Stated goal
What follows is a set of records; repeat all of them exactly.

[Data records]
+ + + + + + +

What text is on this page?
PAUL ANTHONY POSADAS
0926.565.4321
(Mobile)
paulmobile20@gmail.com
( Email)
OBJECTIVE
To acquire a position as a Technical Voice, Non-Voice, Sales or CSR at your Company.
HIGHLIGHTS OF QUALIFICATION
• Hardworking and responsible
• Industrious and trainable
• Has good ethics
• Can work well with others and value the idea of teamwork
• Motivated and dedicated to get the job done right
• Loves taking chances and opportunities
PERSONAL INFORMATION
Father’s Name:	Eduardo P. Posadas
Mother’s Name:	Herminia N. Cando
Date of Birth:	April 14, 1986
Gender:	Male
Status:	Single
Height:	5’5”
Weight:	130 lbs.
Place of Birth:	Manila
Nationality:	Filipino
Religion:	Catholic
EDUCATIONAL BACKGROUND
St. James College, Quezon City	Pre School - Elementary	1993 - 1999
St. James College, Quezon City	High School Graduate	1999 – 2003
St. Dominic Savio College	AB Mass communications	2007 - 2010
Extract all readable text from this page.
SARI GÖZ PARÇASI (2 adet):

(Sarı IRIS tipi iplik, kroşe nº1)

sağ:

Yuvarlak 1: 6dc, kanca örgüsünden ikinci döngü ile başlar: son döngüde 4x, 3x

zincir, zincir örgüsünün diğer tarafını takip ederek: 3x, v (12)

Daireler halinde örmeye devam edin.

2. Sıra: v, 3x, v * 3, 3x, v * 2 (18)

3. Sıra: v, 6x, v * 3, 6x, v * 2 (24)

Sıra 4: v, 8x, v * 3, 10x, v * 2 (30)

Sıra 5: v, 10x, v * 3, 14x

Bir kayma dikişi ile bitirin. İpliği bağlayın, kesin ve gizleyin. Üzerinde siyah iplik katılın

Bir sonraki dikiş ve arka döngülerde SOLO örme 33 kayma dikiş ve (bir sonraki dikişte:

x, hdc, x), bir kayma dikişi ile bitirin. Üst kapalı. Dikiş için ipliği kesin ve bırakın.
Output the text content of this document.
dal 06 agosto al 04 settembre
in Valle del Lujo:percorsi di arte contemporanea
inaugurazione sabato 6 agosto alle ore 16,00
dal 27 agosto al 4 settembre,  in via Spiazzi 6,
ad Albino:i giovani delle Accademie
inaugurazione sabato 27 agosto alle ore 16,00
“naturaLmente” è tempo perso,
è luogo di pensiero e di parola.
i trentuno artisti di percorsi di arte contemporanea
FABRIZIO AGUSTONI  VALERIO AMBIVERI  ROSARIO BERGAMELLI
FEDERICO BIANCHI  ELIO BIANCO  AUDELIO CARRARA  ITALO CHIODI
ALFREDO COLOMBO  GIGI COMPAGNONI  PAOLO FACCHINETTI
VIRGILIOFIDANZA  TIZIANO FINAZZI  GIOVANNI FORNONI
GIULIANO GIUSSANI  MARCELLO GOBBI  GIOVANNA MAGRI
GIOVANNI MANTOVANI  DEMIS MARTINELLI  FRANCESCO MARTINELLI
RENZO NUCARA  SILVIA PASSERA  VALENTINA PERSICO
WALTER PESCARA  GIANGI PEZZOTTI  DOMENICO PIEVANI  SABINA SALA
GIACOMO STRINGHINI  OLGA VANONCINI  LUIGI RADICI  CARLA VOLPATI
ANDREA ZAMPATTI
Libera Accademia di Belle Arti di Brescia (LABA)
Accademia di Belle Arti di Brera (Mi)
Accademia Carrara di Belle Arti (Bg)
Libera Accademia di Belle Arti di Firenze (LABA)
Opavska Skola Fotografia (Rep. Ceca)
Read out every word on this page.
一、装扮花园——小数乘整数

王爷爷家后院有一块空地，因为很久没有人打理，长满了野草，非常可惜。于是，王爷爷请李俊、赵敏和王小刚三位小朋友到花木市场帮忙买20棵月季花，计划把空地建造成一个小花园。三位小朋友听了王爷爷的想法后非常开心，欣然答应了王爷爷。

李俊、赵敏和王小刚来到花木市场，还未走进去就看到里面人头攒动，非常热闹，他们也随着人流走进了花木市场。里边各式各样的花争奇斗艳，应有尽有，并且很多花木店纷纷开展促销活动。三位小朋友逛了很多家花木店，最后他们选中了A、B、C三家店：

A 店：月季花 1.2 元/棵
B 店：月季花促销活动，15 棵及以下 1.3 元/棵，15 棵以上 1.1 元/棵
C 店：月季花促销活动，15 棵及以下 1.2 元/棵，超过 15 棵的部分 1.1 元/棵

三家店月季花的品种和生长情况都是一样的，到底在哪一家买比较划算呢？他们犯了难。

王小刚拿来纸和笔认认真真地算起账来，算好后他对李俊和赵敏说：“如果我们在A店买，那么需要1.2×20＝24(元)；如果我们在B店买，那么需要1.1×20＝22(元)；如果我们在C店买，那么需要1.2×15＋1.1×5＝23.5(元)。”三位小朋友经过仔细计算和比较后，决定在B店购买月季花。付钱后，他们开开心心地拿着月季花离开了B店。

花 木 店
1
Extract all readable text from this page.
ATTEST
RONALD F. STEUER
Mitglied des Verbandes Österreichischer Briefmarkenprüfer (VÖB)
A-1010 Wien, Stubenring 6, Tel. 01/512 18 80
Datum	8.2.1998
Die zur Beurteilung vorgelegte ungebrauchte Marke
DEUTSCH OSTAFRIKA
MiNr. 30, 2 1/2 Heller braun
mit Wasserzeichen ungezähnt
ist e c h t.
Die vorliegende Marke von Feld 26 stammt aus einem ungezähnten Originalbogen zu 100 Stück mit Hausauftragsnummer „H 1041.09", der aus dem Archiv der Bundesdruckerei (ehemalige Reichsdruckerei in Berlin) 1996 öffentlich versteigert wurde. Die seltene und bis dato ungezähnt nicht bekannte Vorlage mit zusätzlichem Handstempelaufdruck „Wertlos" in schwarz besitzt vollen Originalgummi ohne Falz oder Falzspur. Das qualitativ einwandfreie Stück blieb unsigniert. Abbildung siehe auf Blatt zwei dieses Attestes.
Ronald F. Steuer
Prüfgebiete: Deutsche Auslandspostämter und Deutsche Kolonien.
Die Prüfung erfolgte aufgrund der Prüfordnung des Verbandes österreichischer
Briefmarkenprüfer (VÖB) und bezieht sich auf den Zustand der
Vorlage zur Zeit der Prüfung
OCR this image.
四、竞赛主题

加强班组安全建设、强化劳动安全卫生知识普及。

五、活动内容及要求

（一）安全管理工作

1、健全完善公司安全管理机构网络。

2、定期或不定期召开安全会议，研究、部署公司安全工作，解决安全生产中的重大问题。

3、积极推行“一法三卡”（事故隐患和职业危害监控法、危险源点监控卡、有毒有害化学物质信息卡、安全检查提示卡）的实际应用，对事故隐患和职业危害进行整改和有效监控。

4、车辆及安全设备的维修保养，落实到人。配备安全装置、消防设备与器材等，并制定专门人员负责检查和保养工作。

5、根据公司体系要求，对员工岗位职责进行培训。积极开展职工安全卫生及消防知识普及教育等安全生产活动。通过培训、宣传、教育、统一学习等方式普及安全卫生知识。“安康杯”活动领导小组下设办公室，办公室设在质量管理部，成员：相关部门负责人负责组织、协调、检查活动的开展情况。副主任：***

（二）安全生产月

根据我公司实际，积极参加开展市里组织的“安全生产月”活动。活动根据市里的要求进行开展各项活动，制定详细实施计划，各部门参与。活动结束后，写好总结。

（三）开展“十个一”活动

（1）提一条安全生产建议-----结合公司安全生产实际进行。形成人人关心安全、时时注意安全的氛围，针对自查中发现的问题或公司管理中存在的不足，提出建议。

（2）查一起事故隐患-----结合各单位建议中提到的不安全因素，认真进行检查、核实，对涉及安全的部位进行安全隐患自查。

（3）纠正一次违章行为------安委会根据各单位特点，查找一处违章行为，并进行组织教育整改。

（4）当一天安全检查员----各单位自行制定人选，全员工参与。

+ + + + + + +

Problem solution
What text is on this page?
PAUL ANTHONY POSADAS
0926.565.4321
(Mobile)
paulmobile20@gmail.com
( Email)
OBJECTIVE
To acquire a position as a Technical Voice, Non-Voice, Sales or CSR at your Company.
HIGHLIGHTS OF QUALIFICATION
• Hardworking and responsible
• Industrious and trainable
• Has good ethics
• Can work well with others and value the idea of teamwork
• Motivated and dedicated to get the job done right
• Loves taking chances and opportunities
PERSONAL INFORMATION
Father’s Name:	Eduardo P. Posadas
Mother’s Name:	Herminia N. Cando
Date of Birth:	April 14, 1986
Gender:	Male
Status:	Single
Height:	5’5”
Weight:	130 lbs.
Place of Birth:	Manila
Nationality:	Filipino
Religion:	Catholic
EDUCATIONAL BACKGROUND
St. James College, Quezon City	Pre School - Elementary	1993 - 1999
St. James College, Quezon City	High School Graduate	1999 – 2003
St. Dominic Savio College	AB Mass communications	2007 - 2010
Extract all readable text from this page.
SARI GÖZ PARÇASI (2 adet):

(Sarı IRIS tipi iplik, kroşe nº1)

sağ:

Yuvarlak 1: 6dc, kanca örgüsünden ikinci döngü ile başlar: son döngüde 4x, 3x

zincir, zincir örgüsünün diğer tarafını takip ederek: 3x, v (12)

Daireler halinde örmeye devam edin.

2. Sıra: v, 3x, v * 3, 3x, v * 2 (18)

3. Sıra: v, 6x, v * 3, 6x, v * 2 (24)

Sıra 4: v, 8x, v * 3, 10x, v * 2 (30)

Sıra 5: v, 10x, v * 3, 14x

Bir kayma dikişi ile bitirin. İpliği bağlayın, kesin ve gizleyin. Üzerinde siyah iplik katılın

Bir sonraki dikiş ve arka döngülerde SOLO örme 33 kayma dikiş ve (bir sonraki dikişte:

x, hdc, x), bir kayma dikişi ile bitirin. Üst kapalı. Dikiş için ipliği kesin ve bırakın.
Output the text content of this document.
dal 06 agosto al 04 settembre
in Valle del Lujo:percorsi di arte contemporanea
inaugurazione sabato 6 agosto alle ore 16,00
dal 27 agosto al 4 settembre,  in via Spiazzi 6,
ad Albino:i giovani delle Accademie
inaugurazione sabato 27 agosto alle ore 16,00
“naturaLmente” è tempo perso,
è luogo di pensiero e di parola.
i trentuno artisti di percorsi di arte contemporanea
FABRIZIO AGUSTONI  VALERIO AMBIVERI  ROSARIO BERGAMELLI
FEDERICO BIANCHI  ELIO BIANCO  AUDELIO CARRARA  ITALO CHIODI
ALFREDO COLOMBO  GIGI COMPAGNONI  PAOLO FACCHINETTI
VIRGILIOFIDANZA  TIZIANO FINAZZI  GIOVANNI FORNONI
GIULIANO GIUSSANI  MARCELLO GOBBI  GIOVANNA MAGRI
GIOVANNI MANTOVANI  DEMIS MARTINELLI  FRANCESCO MARTINELLI
RENZO NUCARA  SILVIA PASSERA  VALENTINA PERSICO
WALTER PESCARA  GIANGI PEZZOTTI  DOMENICO PIEVANI  SABINA SALA
GIACOMO STRINGHINI  OLGA VANONCINI  LUIGI RADICI  CARLA VOLPATI
ANDREA ZAMPATTI
Libera Accademia di Belle Arti di Brescia (LABA)
Accademia di Belle Arti di Brera (Mi)
Accademia Carrara di Belle Arti (Bg)
Libera Accademia di Belle Arti di Firenze (LABA)
Opavska Skola Fotografia (Rep. Ceca)
Read out every word on this page.
一、装扮花园——小数乘整数

王爷爷家后院有一块空地，因为很久没有人打理，长满了野草，非常可惜。于是，王爷爷请李俊、赵敏和王小刚三位小朋友到花木市场帮忙买20棵月季花，计划把空地建造成一个小花园。三位小朋友听了王爷爷的想法后非常开心，欣然答应了王爷爷。

李俊、赵敏和王小刚来到花木市场，还未走进去就看到里面人头攒动，非常热闹，他们也随着人流走进了花木市场。里边各式各样的花争奇斗艳，应有尽有，并且很多花木店纷纷开展促销活动。三位小朋友逛了很多家花木店，最后他们选中了A、B、C三家店：

A 店：月季花 1.2 元/棵
B 店：月季花促销活动，15 棵及以下 1.3 元/棵，15 棵以上 1.1 元/棵
C 店：月季花促销活动，15 棵及以下 1.2 元/棵，超过 15 棵的部分 1.1 元/棵

三家店月季花的品种和生长情况都是一样的，到底在哪一家买比较划算呢？他们犯了难。

王小刚拿来纸和笔认认真真地算起账来，算好后他对李俊和赵敏说：“如果我们在A店买，那么需要1.2×20＝24(元)；如果我们在B店买，那么需要1.1×20＝22(元)；如果我们在C店买，那么需要1.2×15＋1.1×5＝23.5(元)。”三位小朋友经过仔细计算和比较后，决定在B店购买月季花。付钱后，他们开开心心地拿着月季花离开了B店。

花 木 店
1
Extract all readable text from this page.
ATTEST
RONALD F. STEUER
Mitglied des Verbandes Österreichischer Briefmarkenprüfer (VÖB)
A-1010 Wien, Stubenring 6, Tel. 01/512 18 80
Datum	8.2.1998
Die zur Beurteilung vorgelegte ungebrauchte Marke
DEUTSCH OSTAFRIKA
MiNr. 30, 2 1/2 Heller braun
mit Wasserzeichen ungezähnt
ist e c h t.
Die vorliegende Marke von Feld 26 stammt aus einem ungezähnten Originalbogen zu 100 Stück mit Hausauftragsnummer „H 1041.09", der aus dem Archiv der Bundesdruckerei (ehemalige Reichsdruckerei in Berlin) 1996 öffentlich versteigert wurde. Die seltene und bis dato ungezähnt nicht bekannte Vorlage mit zusätzlichem Handstempelaufdruck „Wertlos" in schwarz besitzt vollen Originalgummi ohne Falz oder Falzspur. Das qualitativ einwandfreie Stück blieb unsigniert. Abbildung siehe auf Blatt zwei dieses Attestes.
Ronald F. Steuer
Prüfgebiete: Deutsche Auslandspostämter und Deutsche Kolonien.
Die Prüfung erfolgte aufgrund der Prüfordnung des Verbandes österreichischer
Briefmarkenprüfer (VÖB) und bezieht sich auf den Zustand der
Vorlage zur Zeit der Prüfung
OCR this image.
四、竞赛主题

加强班组安全建设、强化劳动安全卫生知识普及。

五、活动内容及要求

（一）安全管理工作

1、健全完善公司安全管理机构网络。

2、定期或不定期召开安全会议，研究、部署公司安全工作，解决安全生产中的重大问题。

3、积极推行“一法三卡”（事故隐患和职业危害监控法、危险源点监控卡、有毒有害化学物质信息卡、安全检查提示卡）的实际应用，对事故隐患和职业危害进行整改和有效监控。

4、车辆及安全设备的维修保养，落实到人。配备安全装置、消防设备与器材等，并制定专门人员负责检查和保养工作。

5、根据公司体系要求，对员工岗位职责进行培训。积极开展职工安全卫生及消防知识普及教育等安全生产活动。通过培训、宣传、教育、统一学习等方式普及安全卫生知识。“安康杯”活动领导小组下设办公室，办公室设在质量管理部，成员：相关部门负责人负责组织、协调、检查活动的开展情况。副主任：***

（二）安全生产月

根据我公司实际，积极参加开展市里组织的“安全生产月”活动。活动根据市里的要求进行开展各项活动，制定详细实施计划，各部门参与。活动结束后，写好总结。

（三）开展“十个一”活动

（1）提一条安全生产建议-----结合公司安全生产实际进行。形成人人关心安全、时时注意安全的氛围，针对自查中发现的问题或公司管理中存在的不足，提出建议。

（2）查一起事故隐患-----结合各单位建议中提到的不安全因素，认真进行检查、核实，对涉及安全的部位进行安全隐患自查。

（3）纠正一次违章行为------安委会根据各单位特点，查找一处违章行为，并进行组织教育整改。

（4）当一天安全检查员----各单位自行制定人选，全员工参与。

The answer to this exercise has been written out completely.